What is needed | Copy out each line below that has the word "title" in it.

————

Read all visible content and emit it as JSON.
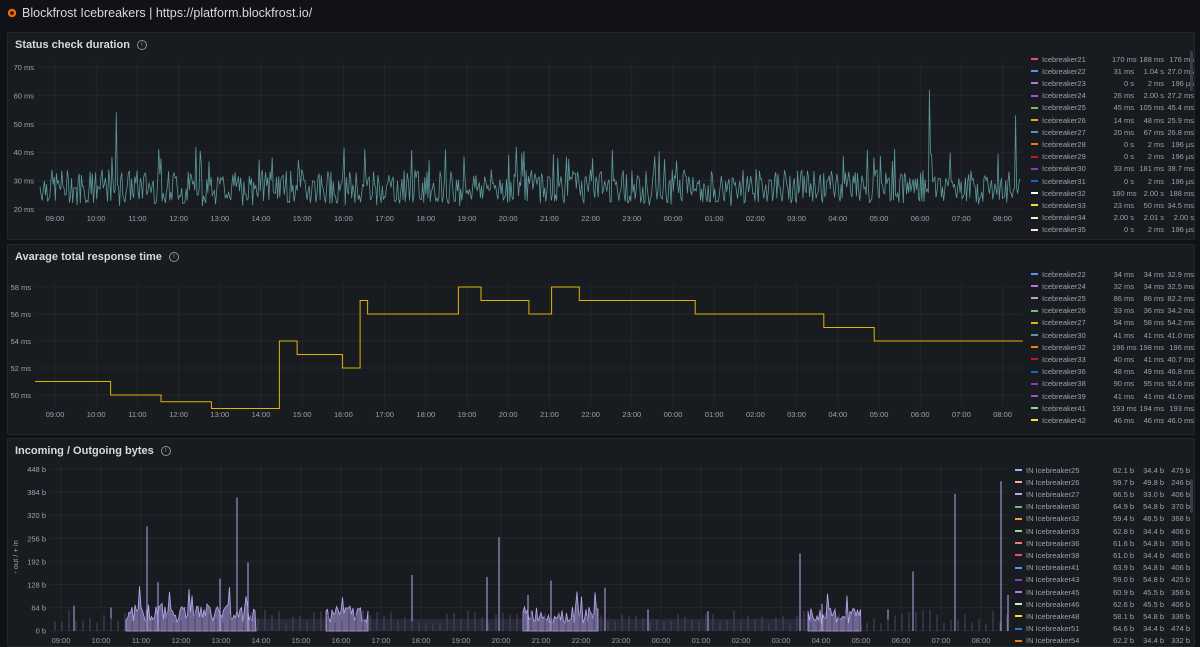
{
  "header": {
    "title": "Blockfrost Icebreakers | https://platform.blockfrost.io/"
  },
  "colors": {
    "accent": "#f46800",
    "teal": "#5d999c",
    "yellow": "#e0b400",
    "purple": "#b7a9ee",
    "grid": "#24262c"
  },
  "panels": [
    {
      "title": "Status check duration",
      "y_ticks": [
        "70 ms",
        "60 ms",
        "50 ms",
        "40 ms",
        "30 ms",
        "20 ms"
      ],
      "x_ticks": [
        "09:00",
        "10:00",
        "11:00",
        "12:00",
        "13:00",
        "14:00",
        "15:00",
        "16:00",
        "17:00",
        "18:00",
        "19:00",
        "20:00",
        "21:00",
        "22:00",
        "23:00",
        "00:00",
        "01:00",
        "02:00",
        "03:00",
        "04:00",
        "05:00",
        "06:00",
        "07:00",
        "08:00"
      ],
      "legend": [
        {
          "name": "Icebreaker21",
          "color": "#f2495c",
          "min": "170 ms",
          "max": "188 ms",
          "last": "176 ms"
        },
        {
          "name": "Icebreaker22",
          "color": "#5794f2",
          "min": "31 ms",
          "max": "1.04 s",
          "last": "27.0 ms"
        },
        {
          "name": "Icebreaker23",
          "color": "#b877d9",
          "min": "0 s",
          "max": "2 ms",
          "last": "196 µs"
        },
        {
          "name": "Icebreaker24",
          "color": "#a352cc",
          "min": "26 ms",
          "max": "2.00 s",
          "last": "27.2 ms"
        },
        {
          "name": "Icebreaker25",
          "color": "#73bf69",
          "min": "45 ms",
          "max": "105 ms",
          "last": "45.4 ms"
        },
        {
          "name": "Icebreaker26",
          "color": "#e0b400",
          "min": "14 ms",
          "max": "48 ms",
          "last": "25.9 ms"
        },
        {
          "name": "Icebreaker27",
          "color": "#5d999c",
          "min": "20 ms",
          "max": "67 ms",
          "last": "26.8 ms"
        },
        {
          "name": "Icebreaker28",
          "color": "#ff780a",
          "min": "0 s",
          "max": "2 ms",
          "last": "196 µs"
        },
        {
          "name": "Icebreaker29",
          "color": "#c4162a",
          "min": "0 s",
          "max": "2 ms",
          "last": "196 µs"
        },
        {
          "name": "Icebreaker30",
          "color": "#8f3bb8",
          "min": "33 ms",
          "max": "181 ms",
          "last": "38.7 ms"
        },
        {
          "name": "Icebreaker31",
          "color": "#1f60c4",
          "min": "0 s",
          "max": "2 ms",
          "last": "196 µs"
        },
        {
          "name": "Icebreaker32",
          "color": "#ffffff",
          "min": "180 ms",
          "max": "2.00 s",
          "last": "188 ms"
        },
        {
          "name": "Icebreaker33",
          "color": "#fade2a",
          "min": "23 ms",
          "max": "50 ms",
          "last": "34.5 ms"
        },
        {
          "name": "Icebreaker34",
          "color": "#fff3b8",
          "min": "2.00 s",
          "max": "2.01 s",
          "last": "2.00 s"
        },
        {
          "name": "Icebreaker35",
          "color": "#ffe0e5",
          "min": "0 s",
          "max": "2 ms",
          "last": "196 µs"
        }
      ]
    },
    {
      "title": "Avarage total response time",
      "y_ticks": [
        "58 ms",
        "56 ms",
        "54 ms",
        "52 ms",
        "50 ms"
      ],
      "x_ticks": [
        "09:00",
        "10:00",
        "11:00",
        "12:00",
        "13:00",
        "14:00",
        "15:00",
        "16:00",
        "17:00",
        "18:00",
        "19:00",
        "20:00",
        "21:00",
        "22:00",
        "23:00",
        "00:00",
        "01:00",
        "02:00",
        "03:00",
        "04:00",
        "05:00",
        "06:00",
        "07:00",
        "08:00"
      ],
      "series_values": [
        [
          0,
          51
        ],
        [
          1.5,
          51
        ],
        [
          1.5,
          50
        ],
        [
          2.5,
          50
        ],
        [
          2.5,
          49.5
        ],
        [
          3.5,
          49.5
        ],
        [
          3.5,
          49
        ],
        [
          4.85,
          49
        ],
        [
          4.85,
          54
        ],
        [
          5.2,
          54
        ],
        [
          5.2,
          53
        ],
        [
          6.1,
          53
        ],
        [
          6.1,
          52
        ],
        [
          6.45,
          52
        ],
        [
          6.45,
          57
        ],
        [
          6.6,
          57
        ],
        [
          6.6,
          56
        ],
        [
          8.4,
          56
        ],
        [
          8.4,
          58
        ],
        [
          8.85,
          58
        ],
        [
          8.85,
          57
        ],
        [
          9.8,
          57
        ],
        [
          9.8,
          56
        ],
        [
          10.25,
          56
        ],
        [
          10.25,
          58
        ],
        [
          10.8,
          58
        ],
        [
          10.8,
          57
        ],
        [
          13.1,
          57
        ],
        [
          13.1,
          56
        ],
        [
          15.65,
          56
        ],
        [
          15.65,
          55
        ],
        [
          16.65,
          55
        ],
        [
          16.65,
          54
        ],
        [
          19.6,
          54
        ]
      ],
      "legend": [
        {
          "name": "Icebreaker22",
          "color": "#5794f2",
          "min": "34 ms",
          "max": "34 ms",
          "last": "32.9 ms"
        },
        {
          "name": "Icebreaker24",
          "color": "#b877d9",
          "min": "32 ms",
          "max": "34 ms",
          "last": "32.5 ms"
        },
        {
          "name": "Icebreaker25",
          "color": "#ca95e5",
          "min": "86 ms",
          "max": "86 ms",
          "last": "82.2 ms"
        },
        {
          "name": "Icebreaker26",
          "color": "#73bf69",
          "min": "33 ms",
          "max": "36 ms",
          "last": "34.2 ms"
        },
        {
          "name": "Icebreaker27",
          "color": "#e0b400",
          "min": "54 ms",
          "max": "58 ms",
          "last": "54.2 ms"
        },
        {
          "name": "Icebreaker30",
          "color": "#5d999c",
          "min": "41 ms",
          "max": "41 ms",
          "last": "41.0 ms"
        },
        {
          "name": "Icebreaker32",
          "color": "#ff780a",
          "min": "196 ms",
          "max": "198 ms",
          "last": "196 ms"
        },
        {
          "name": "Icebreaker33",
          "color": "#c4162a",
          "min": "40 ms",
          "max": "41 ms",
          "last": "40.7 ms"
        },
        {
          "name": "Icebreaker36",
          "color": "#1f60c4",
          "min": "48 ms",
          "max": "49 ms",
          "last": "46.8 ms"
        },
        {
          "name": "Icebreaker38",
          "color": "#8f3bb8",
          "min": "90 ms",
          "max": "95 ms",
          "last": "92.6 ms"
        },
        {
          "name": "Icebreaker39",
          "color": "#a352cc",
          "min": "41 ms",
          "max": "41 ms",
          "last": "41.0 ms"
        },
        {
          "name": "Icebreaker41",
          "color": "#96d98d",
          "min": "193 ms",
          "max": "194 ms",
          "last": "193 ms"
        },
        {
          "name": "Icebreaker42",
          "color": "#fade2a",
          "min": "46 ms",
          "max": "46 ms",
          "last": "46.0 ms"
        }
      ]
    },
    {
      "title": "Incoming / Outgoing bytes",
      "y_label": "- out / + in",
      "y_ticks": [
        "448 b",
        "384 b",
        "320 b",
        "256 b",
        "192 b",
        "128 b",
        "64 b",
        "0 b"
      ],
      "x_ticks": [
        "09:00",
        "10:00",
        "11:00",
        "12:00",
        "13:00",
        "14:00",
        "15:00",
        "16:00",
        "17:00",
        "18:00",
        "19:00",
        "20:00",
        "21:00",
        "22:00",
        "23:00",
        "00:00",
        "01:00",
        "02:00",
        "03:00",
        "04:00",
        "05:00",
        "06:00",
        "07:00",
        "08:00"
      ],
      "legend": [
        {
          "name": "IN Icebreaker25",
          "color": "#8ab8ff",
          "min": "62.1 b",
          "max": "34.4 b",
          "last": "475 b"
        },
        {
          "name": "IN Icebreaker26",
          "color": "#ffa6b0",
          "min": "59.7 b",
          "max": "49.8 b",
          "last": "246 b"
        },
        {
          "name": "IN Icebreaker27",
          "color": "#b7a9ee",
          "min": "66.5 b",
          "max": "33.0 b",
          "last": "406 b"
        },
        {
          "name": "IN Icebreaker30",
          "color": "#73bf69",
          "min": "64.9 b",
          "max": "54.8 b",
          "last": "370 b"
        },
        {
          "name": "IN Icebreaker32",
          "color": "#ff9830",
          "min": "59.4 b",
          "max": "48.5 b",
          "last": "368 b"
        },
        {
          "name": "IN Icebreaker33",
          "color": "#96d98d",
          "min": "62.8 b",
          "max": "34.4 b",
          "last": "406 b"
        },
        {
          "name": "IN Icebreaker36",
          "color": "#ff7383",
          "min": "61.6 b",
          "max": "54.8 b",
          "last": "356 b"
        },
        {
          "name": "IN Icebreaker38",
          "color": "#f2495c",
          "min": "61.0 b",
          "max": "34.4 b",
          "last": "406 b"
        },
        {
          "name": "IN Icebreaker41",
          "color": "#5794f2",
          "min": "63.9 b",
          "max": "54.8 b",
          "last": "406 b"
        },
        {
          "name": "IN Icebreaker43",
          "color": "#8f3bb8",
          "min": "59.0 b",
          "max": "54.8 b",
          "last": "425 b"
        },
        {
          "name": "IN Icebreaker45",
          "color": "#b877d9",
          "min": "60.9 b",
          "max": "45.5 b",
          "last": "356 b"
        },
        {
          "name": "IN Icebreaker46",
          "color": "#c8f2c2",
          "min": "62.6 b",
          "max": "45.5 b",
          "last": "406 b"
        },
        {
          "name": "IN Icebreaker48",
          "color": "#fade2a",
          "min": "58.1 b",
          "max": "54.8 b",
          "last": "336 b"
        },
        {
          "name": "IN Icebreaker51",
          "color": "#3274d9",
          "min": "64.6 b",
          "max": "34.4 b",
          "last": "474 b"
        },
        {
          "name": "IN Icebreaker54",
          "color": "#ff780a",
          "min": "62.2 b",
          "max": "34.4 b",
          "last": "332 b"
        }
      ]
    }
  ]
}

————

Correct output |
    "title": "Blockfrost Icebreakers | https://platform.blockfrost.io/"
      "title": "Status check duration",
      "title": "Avarage total response time",
      "title": "Incoming / Outgoing bytes",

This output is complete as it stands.